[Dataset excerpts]
┄┄┄┄┄┄┄┄┄┄
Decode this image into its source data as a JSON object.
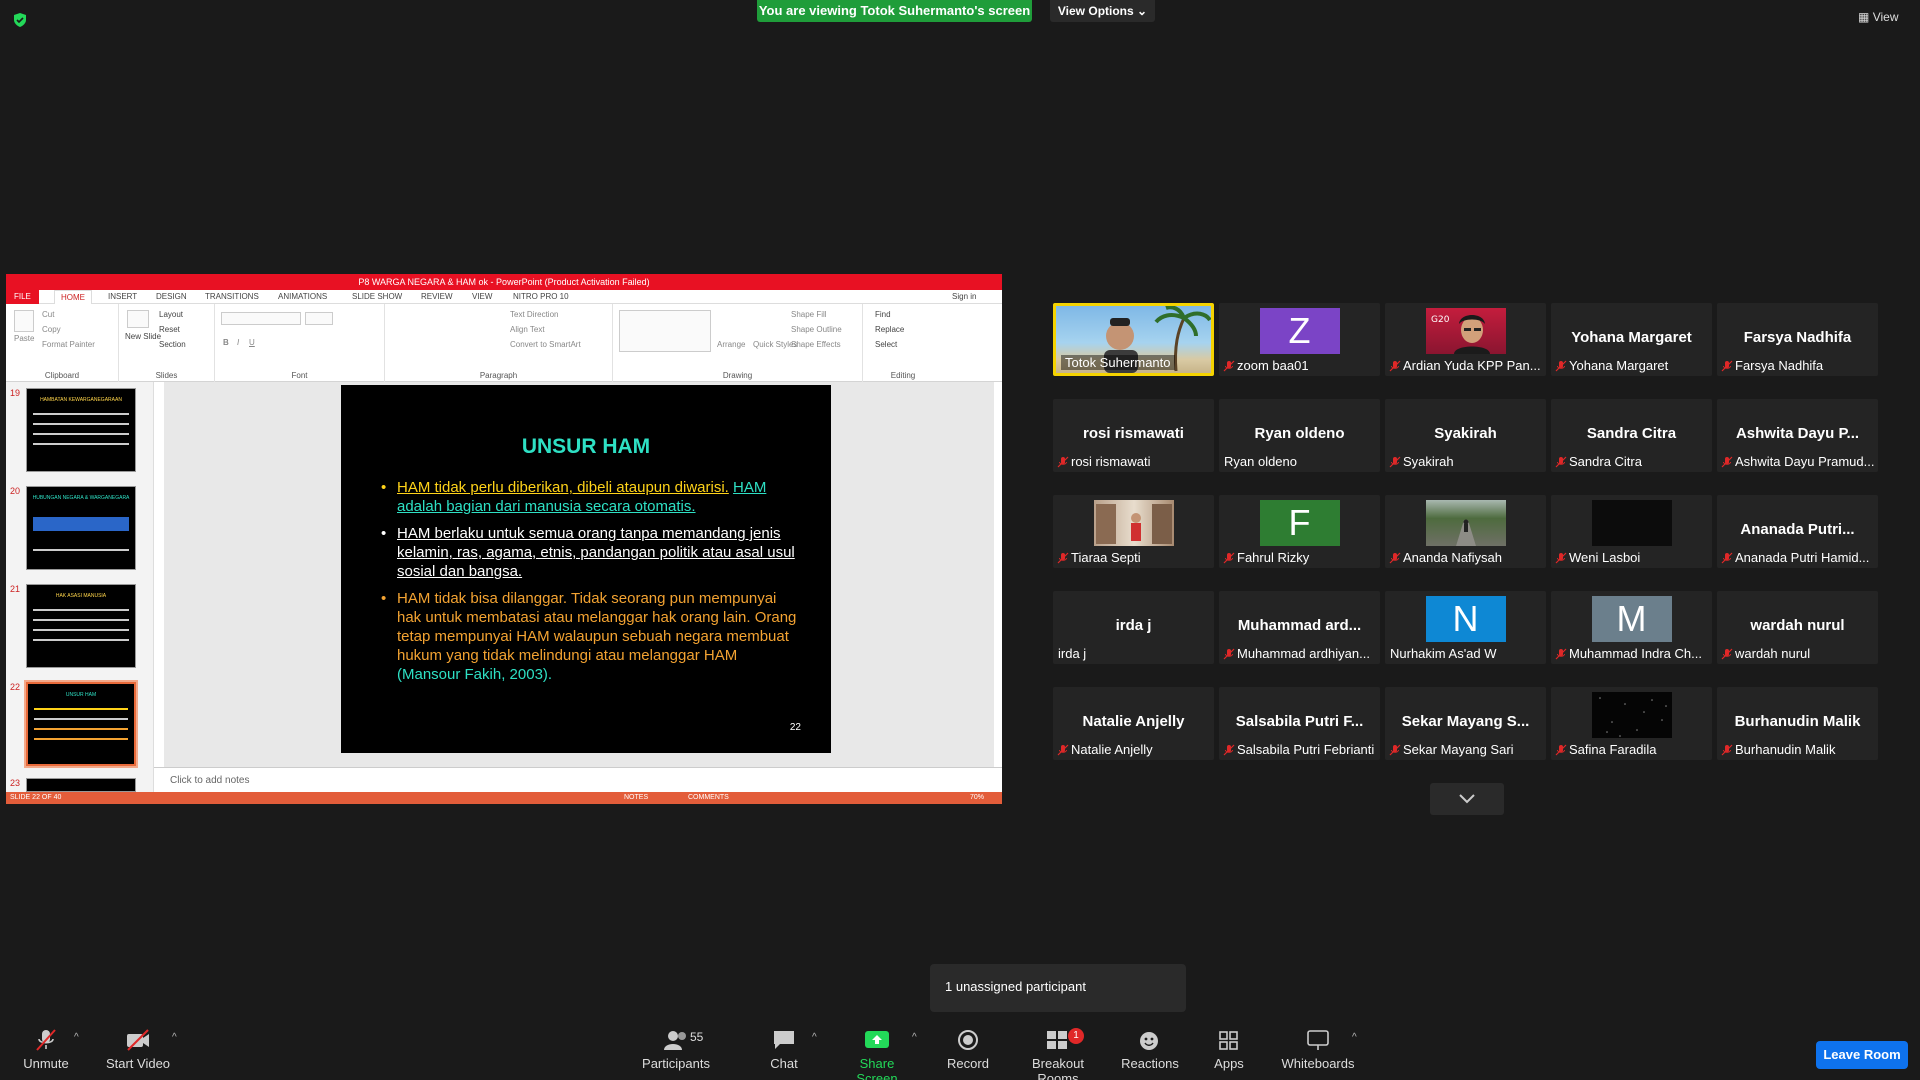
{
  "banner": {
    "viewing": "You are viewing Totok Suhermanto's screen",
    "view_options": "View Options",
    "view": "View"
  },
  "ppt": {
    "title": "P8 WARGA NEGARA & HAM ok - PowerPoint (Product Activation Failed)",
    "tabs": [
      "FILE",
      "HOME",
      "INSERT",
      "DESIGN",
      "TRANSITIONS",
      "ANIMATIONS",
      "SLIDE SHOW",
      "REVIEW",
      "VIEW",
      "NITRO PRO 10"
    ],
    "sign_in": "Sign in",
    "groups": {
      "clipboard": "Clipboard",
      "slides": "Slides",
      "font": "Font",
      "paragraph": "Paragraph",
      "drawing": "Drawing",
      "editing": "Editing"
    },
    "ribbon_items": {
      "paste": "Paste",
      "cut": "Cut",
      "copy": "Copy",
      "format_painter": "Format Painter",
      "new_slide": "New Slide",
      "layout": "Layout",
      "reset": "Reset",
      "section": "Section",
      "text_direction": "Text Direction",
      "align_text": "Align Text",
      "convert_smartart": "Convert to SmartArt",
      "arrange": "Arrange",
      "quick_styles": "Quick Styles",
      "shape_fill": "Shape Fill",
      "shape_outline": "Shape Outline",
      "shape_effects": "Shape Effects",
      "find": "Find",
      "replace": "Replace",
      "select": "Select"
    },
    "thumbnails": [
      {
        "num": "19",
        "title": "HAMBATAN KEWARGANEGARAAN"
      },
      {
        "num": "20",
        "title": "HUBUNGAN NEGARA & WARGANEGARA"
      },
      {
        "num": "21",
        "title": "HAK ASASI MANUSIA"
      },
      {
        "num": "22",
        "title": "UNSUR HAM"
      },
      {
        "num": "23",
        "title": ""
      }
    ],
    "slide": {
      "title": "UNSUR HAM",
      "b1_a": "HAM tidak perlu diberikan, dibeli ataupun diwarisi.",
      "b1_b": "HAM adalah bagian dari manusia secara otomatis.",
      "b2": "HAM berlaku untuk semua orang tanpa memandang jenis kelamin, ras, agama, etnis, pandangan politik atau asal usul sosial dan bangsa.",
      "b3_a": "HAM tidak bisa dilanggar. Tidak seorang pun mempunyai hak untuk membatasi atau melanggar hak orang lain. Orang tetap mempunyai HAM walaupun sebuah negara membuat hukum yang tidak melindungi atau melanggar HAM",
      "b3_b": "(Mansour Fakih, 2003).",
      "number": "22"
    },
    "notes_placeholder": "Click to add notes",
    "status": {
      "slide": "SLIDE 22 OF 40",
      "notes": "NOTES",
      "comments": "COMMENTS",
      "zoom": "70%"
    }
  },
  "participants": [
    {
      "name": "Totok Suhermanto",
      "label": "Totok Suhermanto",
      "type": "video-beach",
      "muted": false,
      "active": true
    },
    {
      "name": "zoom baa01",
      "label": "Z",
      "type": "avatar",
      "color": "#7b44c6",
      "muted": true
    },
    {
      "name": "Ardian Yuda KPP Pan...",
      "label": "",
      "type": "video-red",
      "muted": true
    },
    {
      "name": "Yohana Margaret",
      "label": "Yohana Margaret",
      "type": "text",
      "muted": true
    },
    {
      "name": "Farsya Nadhifa",
      "label": "Farsya Nadhifa",
      "type": "text",
      "muted": true
    },
    {
      "name": "rosi rismawati",
      "label": "rosi rismawati",
      "type": "text",
      "muted": true
    },
    {
      "name": "Ryan oldeno",
      "label": "Ryan oldeno",
      "type": "text",
      "muted": false
    },
    {
      "name": "Syakirah",
      "label": "Syakirah",
      "type": "text",
      "muted": true
    },
    {
      "name": "Sandra Citra",
      "label": "Sandra Citra",
      "type": "text",
      "muted": true
    },
    {
      "name": "Ashwita Dayu Pramud...",
      "label": "Ashwita Dayu P...",
      "type": "text",
      "muted": true
    },
    {
      "name": "Tiaraa Septi",
      "label": "",
      "type": "photo-shop",
      "muted": true
    },
    {
      "name": "Fahrul Rizky",
      "label": "F",
      "type": "avatar",
      "color": "#2e7d32",
      "muted": true
    },
    {
      "name": "Ananda Nafiysah",
      "label": "",
      "type": "photo-road",
      "muted": true
    },
    {
      "name": "Weni Lasboi",
      "label": "",
      "type": "dark",
      "muted": true
    },
    {
      "name": "Ananada Putri Hamid...",
      "label": "Ananada Putri...",
      "type": "text",
      "muted": true
    },
    {
      "name": "irda j",
      "label": "irda j",
      "type": "text",
      "muted": false
    },
    {
      "name": "Muhammad ardhiyan...",
      "label": "Muhammad ard...",
      "type": "text",
      "muted": true
    },
    {
      "name": "Nurhakim As'ad W",
      "label": "N",
      "type": "avatar",
      "color": "#0e88d4",
      "muted": false
    },
    {
      "name": "Muhammad Indra Ch...",
      "label": "M",
      "type": "avatar",
      "color": "#6b7f8c",
      "muted": true
    },
    {
      "name": "wardah nurul",
      "label": "wardah nurul",
      "type": "text",
      "muted": true
    },
    {
      "name": "Natalie Anjelly",
      "label": "Natalie Anjelly",
      "type": "text",
      "muted": true
    },
    {
      "name": "Salsabila Putri Febrianti",
      "label": "Salsabila Putri F...",
      "type": "text",
      "muted": true
    },
    {
      "name": "Sekar Mayang Sari",
      "label": "Sekar Mayang S...",
      "type": "text",
      "muted": true
    },
    {
      "name": "Safina Faradila",
      "label": "",
      "type": "stars",
      "muted": true
    },
    {
      "name": "Burhanudin Malik",
      "label": "Burhanudin Malik",
      "type": "text",
      "muted": true
    }
  ],
  "tooltip": "1 unassigned participant",
  "toolbar": {
    "unmute": "Unmute",
    "start_video": "Start Video",
    "participants": "Participants",
    "participants_count": "55",
    "chat": "Chat",
    "share_screen": "Share Screen",
    "record": "Record",
    "breakout_rooms": "Breakout Rooms",
    "breakout_badge": "1",
    "reactions": "Reactions",
    "apps": "Apps",
    "whiteboards": "Whiteboards",
    "leave_room": "Leave Room"
  },
  "colors": {
    "banner_green": "#1f9d3a",
    "leave_blue": "#0e72ed",
    "share_green": "#23d959",
    "active_border": "#f5d300",
    "ppt_red": "#e81123"
  }
}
┄┄┄┄┄┄┄┄┄┄
YOUR OBJECTIVE:
Reproduce every entry exactly, but omit each picture.

RESULT OF THE EXERCISE:
Decode this image into its source data as a JSON object.
{
  "banner": {
    "viewing": "You are viewing Totok Suhermanto's screen",
    "view_options": "View Options",
    "view": "View"
  },
  "ppt": {
    "title": "P8 WARGA NEGARA & HAM ok - PowerPoint (Product Activation Failed)",
    "tabs": [
      "FILE",
      "HOME",
      "INSERT",
      "DESIGN",
      "TRANSITIONS",
      "ANIMATIONS",
      "SLIDE SHOW",
      "REVIEW",
      "VIEW",
      "NITRO PRO 10"
    ],
    "sign_in": "Sign in",
    "groups": {
      "clipboard": "Clipboard",
      "slides": "Slides",
      "font": "Font",
      "paragraph": "Paragraph",
      "drawing": "Drawing",
      "editing": "Editing"
    },
    "ribbon_items": {
      "paste": "Paste",
      "cut": "Cut",
      "copy": "Copy",
      "format_painter": "Format Painter",
      "new_slide": "New Slide",
      "layout": "Layout",
      "reset": "Reset",
      "section": "Section",
      "text_direction": "Text Direction",
      "align_text": "Align Text",
      "convert_smartart": "Convert to SmartArt",
      "arrange": "Arrange",
      "quick_styles": "Quick Styles",
      "shape_fill": "Shape Fill",
      "shape_outline": "Shape Outline",
      "shape_effects": "Shape Effects",
      "find": "Find",
      "replace": "Replace",
      "select": "Select"
    },
    "thumbnails": [
      {
        "num": "19",
        "title": "HAMBATAN KEWARGANEGARAAN"
      },
      {
        "num": "20",
        "title": "HUBUNGAN NEGARA & WARGANEGARA"
      },
      {
        "num": "21",
        "title": "HAK ASASI MANUSIA"
      },
      {
        "num": "22",
        "title": "UNSUR HAM"
      },
      {
        "num": "23",
        "title": ""
      }
    ],
    "slide": {
      "title": "UNSUR HAM",
      "b1_a": "HAM tidak perlu diberikan, dibeli ataupun diwarisi.",
      "b1_b": "HAM adalah bagian dari manusia secara otomatis.",
      "b2": "HAM berlaku untuk semua orang tanpa memandang jenis kelamin, ras, agama, etnis, pandangan politik atau asal usul sosial dan bangsa.",
      "b3_a": "HAM tidak bisa dilanggar. Tidak seorang pun mempunyai hak untuk membatasi atau melanggar hak orang lain. Orang tetap mempunyai HAM walaupun sebuah negara membuat hukum yang tidak melindungi atau melanggar HAM",
      "b3_b": "(Mansour Fakih, 2003).",
      "number": "22"
    },
    "notes_placeholder": "Click to add notes",
    "status": {
      "slide": "SLIDE 22 OF 40",
      "notes": "NOTES",
      "comments": "COMMENTS",
      "zoom": "70%"
    }
  },
  "participants": [
    {
      "name": "Totok Suhermanto",
      "label": "Totok Suhermanto",
      "type": "video-beach",
      "muted": false,
      "active": true
    },
    {
      "name": "zoom baa01",
      "label": "Z",
      "type": "avatar",
      "color": "#7b44c6",
      "muted": true
    },
    {
      "name": "Ardian Yuda KPP Pan...",
      "label": "",
      "type": "video-red",
      "muted": true
    },
    {
      "name": "Yohana Margaret",
      "label": "Yohana Margaret",
      "type": "text",
      "muted": true
    },
    {
      "name": "Farsya Nadhifa",
      "label": "Farsya Nadhifa",
      "type": "text",
      "muted": true
    },
    {
      "name": "rosi rismawati",
      "label": "rosi rismawati",
      "type": "text",
      "muted": true
    },
    {
      "name": "Ryan oldeno",
      "label": "Ryan oldeno",
      "type": "text",
      "muted": false
    },
    {
      "name": "Syakirah",
      "label": "Syakirah",
      "type": "text",
      "muted": true
    },
    {
      "name": "Sandra Citra",
      "label": "Sandra Citra",
      "type": "text",
      "muted": true
    },
    {
      "name": "Ashwita Dayu Pramud...",
      "label": "Ashwita Dayu P...",
      "type": "text",
      "muted": true
    },
    {
      "name": "Tiaraa Septi",
      "label": "",
      "type": "photo-shop",
      "muted": true
    },
    {
      "name": "Fahrul Rizky",
      "label": "F",
      "type": "avatar",
      "color": "#2e7d32",
      "muted": true
    },
    {
      "name": "Ananda Nafiysah",
      "label": "",
      "type": "photo-road",
      "muted": true
    },
    {
      "name": "Weni Lasboi",
      "label": "",
      "type": "dark",
      "muted": true
    },
    {
      "name": "Ananada Putri Hamid...",
      "label": "Ananada Putri...",
      "type": "text",
      "muted": true
    },
    {
      "name": "irda j",
      "label": "irda j",
      "type": "text",
      "muted": false
    },
    {
      "name": "Muhammad ardhiyan...",
      "label": "Muhammad ard...",
      "type": "text",
      "muted": true
    },
    {
      "name": "Nurhakim As'ad W",
      "label": "N",
      "type": "avatar",
      "color": "#0e88d4",
      "muted": false
    },
    {
      "name": "Muhammad Indra Ch...",
      "label": "M",
      "type": "avatar",
      "color": "#6b7f8c",
      "muted": true
    },
    {
      "name": "wardah nurul",
      "label": "wardah nurul",
      "type": "text",
      "muted": true
    },
    {
      "name": "Natalie Anjelly",
      "label": "Natalie Anjelly",
      "type": "text",
      "muted": true
    },
    {
      "name": "Salsabila Putri Febrianti",
      "label": "Salsabila Putri F...",
      "type": "text",
      "muted": true
    },
    {
      "name": "Sekar Mayang Sari",
      "label": "Sekar Mayang S...",
      "type": "text",
      "muted": true
    },
    {
      "name": "Safina Faradila",
      "label": "",
      "type": "stars",
      "muted": true
    },
    {
      "name": "Burhanudin Malik",
      "label": "Burhanudin Malik",
      "type": "text",
      "muted": true
    }
  ],
  "tooltip": "1 unassigned participant",
  "toolbar": {
    "unmute": "Unmute",
    "start_video": "Start Video",
    "participants": "Participants",
    "participants_count": "55",
    "chat": "Chat",
    "share_screen": "Share Screen",
    "record": "Record",
    "breakout_rooms": "Breakout Rooms",
    "breakout_badge": "1",
    "reactions": "Reactions",
    "apps": "Apps",
    "whiteboards": "Whiteboards",
    "leave_room": "Leave Room"
  },
  "colors": {
    "banner_green": "#1f9d3a",
    "leave_blue": "#0e72ed",
    "share_green": "#23d959",
    "active_border": "#f5d300",
    "ppt_red": "#e81123"
  }
}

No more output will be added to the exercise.